- [Records excerpted from a collection]
##############################

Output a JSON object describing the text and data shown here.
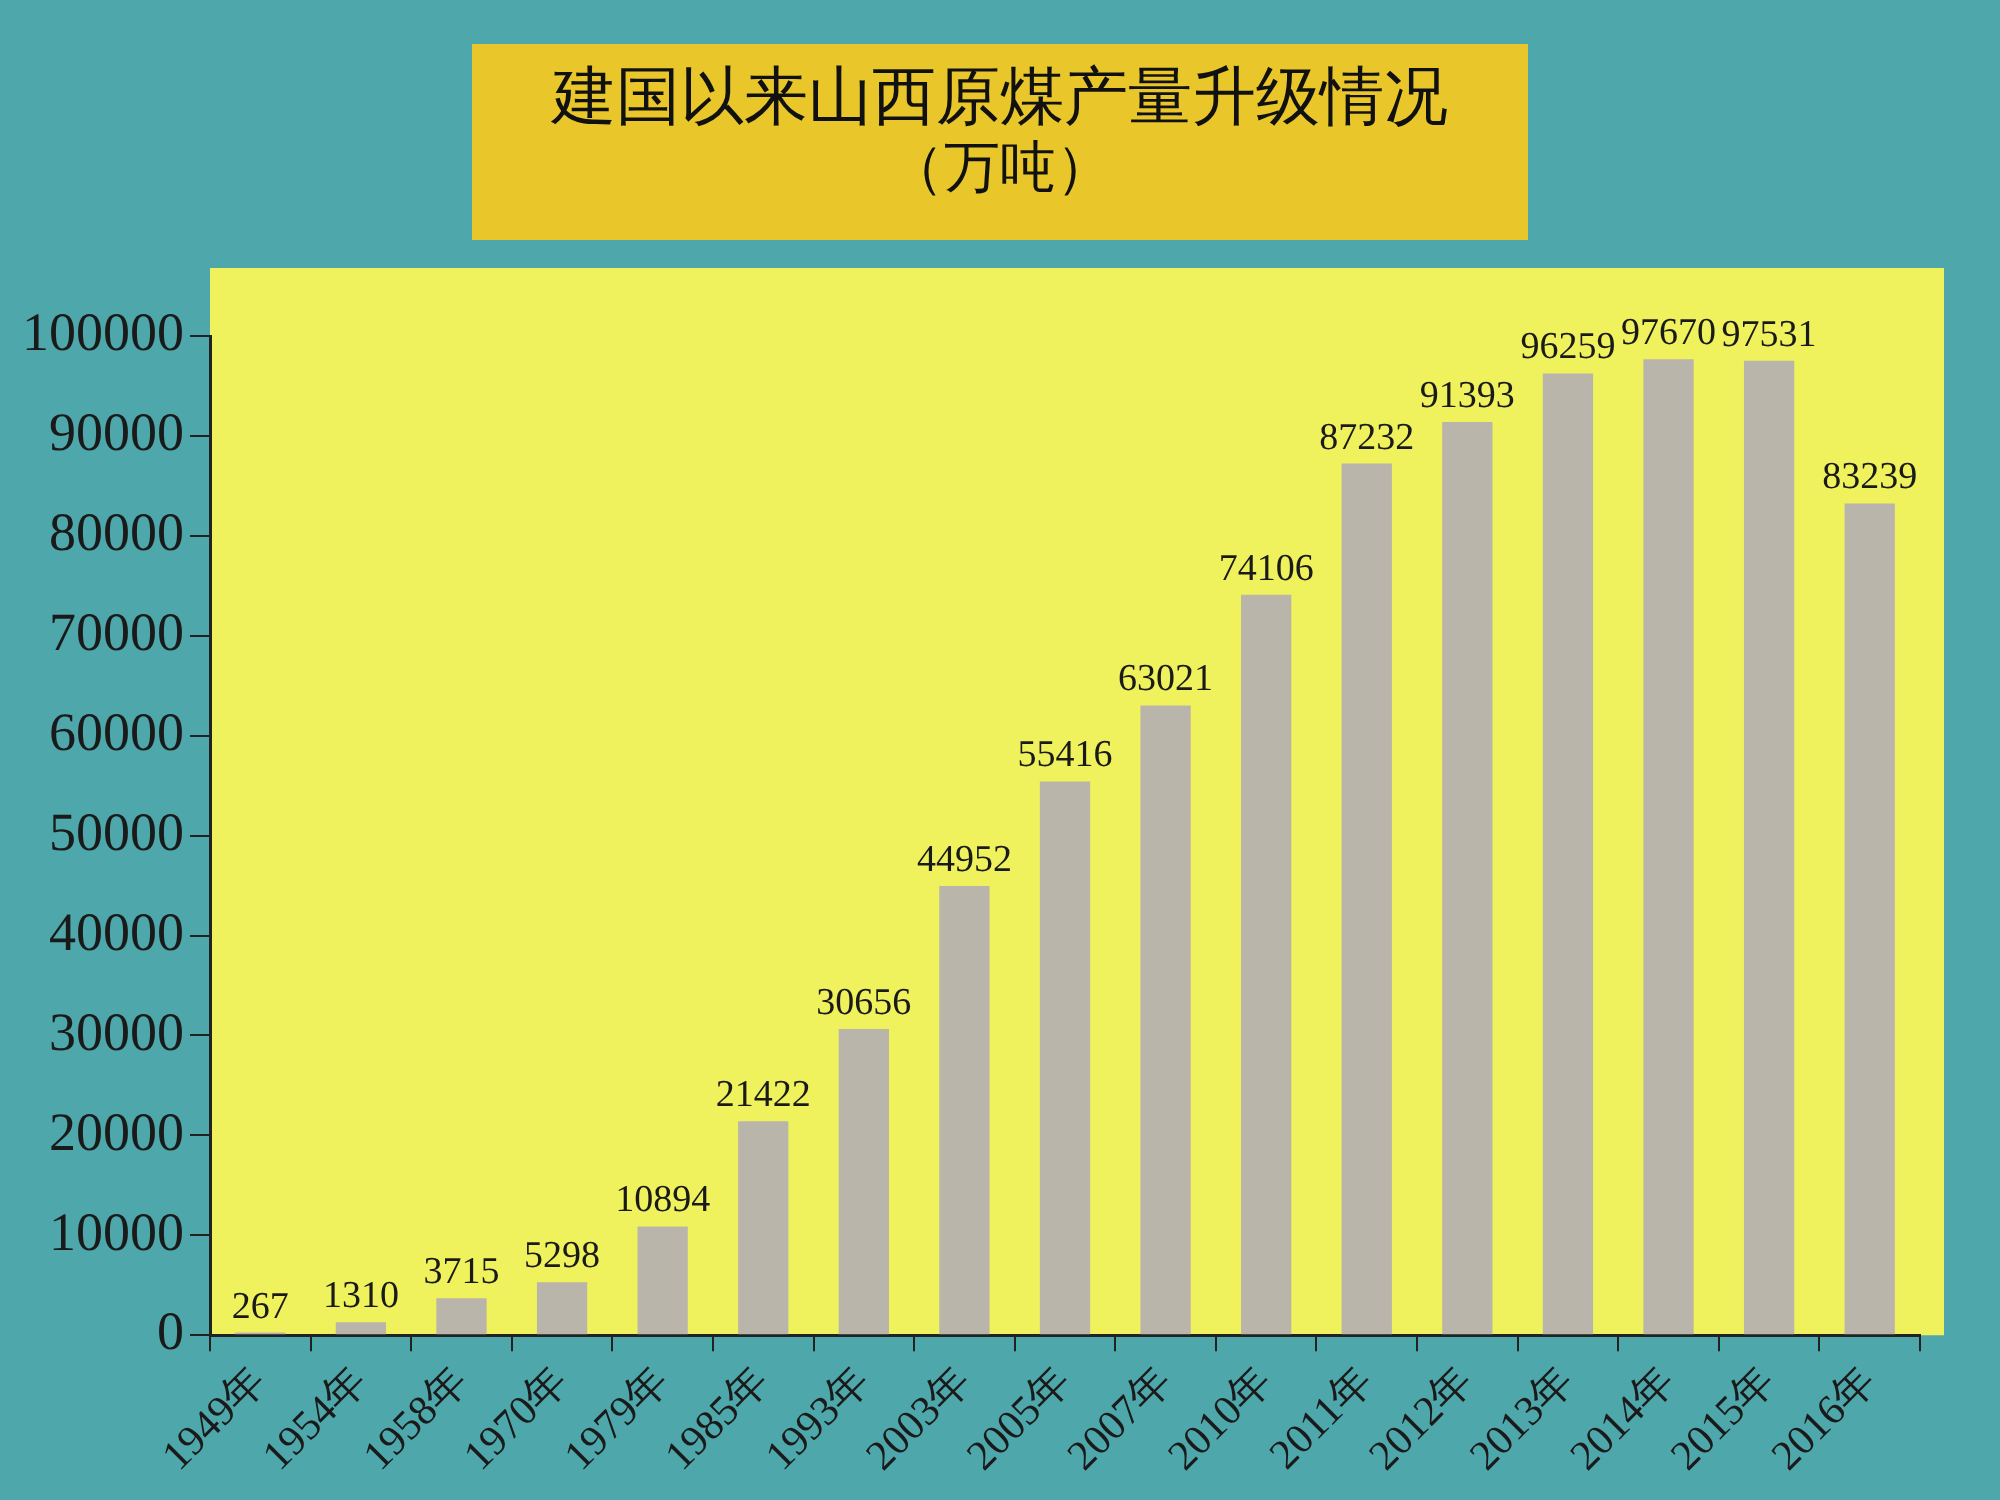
{
  "chart_data": {
    "type": "bar",
    "title": "建国以来山西原煤产量升级情况",
    "subtitle": "（万吨）",
    "categories": [
      "1949年",
      "1954年",
      "1958年",
      "1970年",
      "1979年",
      "1985年",
      "1993年",
      "2003年",
      "2005年",
      "2007年",
      "2010年",
      "2011年",
      "2012年",
      "2013年",
      "2014年",
      "2015年",
      "2016年"
    ],
    "values": [
      267,
      1310,
      3715,
      5298,
      10894,
      21422,
      30656,
      44952,
      55416,
      63021,
      74106,
      87232,
      91393,
      96259,
      97670,
      97531,
      83239
    ],
    "color": "#b9b5aa",
    "ylim": [
      0,
      100000
    ],
    "yticks": [
      0,
      10000,
      20000,
      30000,
      40000,
      50000,
      60000,
      70000,
      80000,
      90000,
      100000
    ],
    "data_labels": true,
    "legend": false,
    "grid": false
  }
}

##############################

- [AIM OF THE EXERCISE]
Leave the pictures out and output the rest of the listing exactly.

- [SOLVED EXERCISE]
Output a JSON object describing the text and data shown here.
{
  "chart_data": {
    "type": "bar",
    "title": "建国以来山西原煤产量升级情况",
    "subtitle": "（万吨）",
    "categories": [
      "1949年",
      "1954年",
      "1958年",
      "1970年",
      "1979年",
      "1985年",
      "1993年",
      "2003年",
      "2005年",
      "2007年",
      "2010年",
      "2011年",
      "2012年",
      "2013年",
      "2014年",
      "2015年",
      "2016年"
    ],
    "values": [
      267,
      1310,
      3715,
      5298,
      10894,
      21422,
      30656,
      44952,
      55416,
      63021,
      74106,
      87232,
      91393,
      96259,
      97670,
      97531,
      83239
    ],
    "color": "#b9b5aa",
    "ylim": [
      0,
      100000
    ],
    "yticks": [
      0,
      10000,
      20000,
      30000,
      40000,
      50000,
      60000,
      70000,
      80000,
      90000,
      100000
    ],
    "data_labels": true,
    "legend": false,
    "grid": false
  }
}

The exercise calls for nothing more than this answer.